### STATED PROBLEM
Read through the entries below and return each line with the word "nach".

==================================================

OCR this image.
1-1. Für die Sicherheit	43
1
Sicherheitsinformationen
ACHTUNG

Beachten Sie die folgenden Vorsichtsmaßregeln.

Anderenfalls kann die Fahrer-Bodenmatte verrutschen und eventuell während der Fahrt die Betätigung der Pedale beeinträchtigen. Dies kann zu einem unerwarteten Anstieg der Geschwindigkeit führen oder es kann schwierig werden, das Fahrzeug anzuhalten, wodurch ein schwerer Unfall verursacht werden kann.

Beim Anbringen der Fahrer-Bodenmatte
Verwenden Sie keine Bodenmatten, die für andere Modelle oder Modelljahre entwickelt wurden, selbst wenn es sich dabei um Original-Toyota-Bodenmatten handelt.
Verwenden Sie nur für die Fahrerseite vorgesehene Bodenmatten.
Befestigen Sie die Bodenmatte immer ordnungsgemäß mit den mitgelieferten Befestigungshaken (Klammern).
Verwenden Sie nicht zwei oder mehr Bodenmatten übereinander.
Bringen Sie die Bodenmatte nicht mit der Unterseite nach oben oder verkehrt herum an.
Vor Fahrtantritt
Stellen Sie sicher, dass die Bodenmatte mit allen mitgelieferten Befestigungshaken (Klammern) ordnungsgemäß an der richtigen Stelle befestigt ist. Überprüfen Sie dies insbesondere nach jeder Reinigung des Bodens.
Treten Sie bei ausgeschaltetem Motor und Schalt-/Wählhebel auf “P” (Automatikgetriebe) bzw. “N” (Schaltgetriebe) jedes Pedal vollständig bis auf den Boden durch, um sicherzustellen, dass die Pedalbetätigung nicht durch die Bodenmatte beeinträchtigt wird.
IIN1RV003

==================================================

### SOLUTION TO THE EXERCISE
Bringen Sie die Bodenmatte nicht mit der Unterseite nach oben oder verkehrt herum an.
Stellen Sie sicher, dass die Bodenmatte mit allen mitgelieferten Befestigungshaken (Klammern) ordnungsgemäß an der richtigen Stelle befestigt ist. Überprüfen Sie dies insbesondere nach jeder Reinigung des Bodens.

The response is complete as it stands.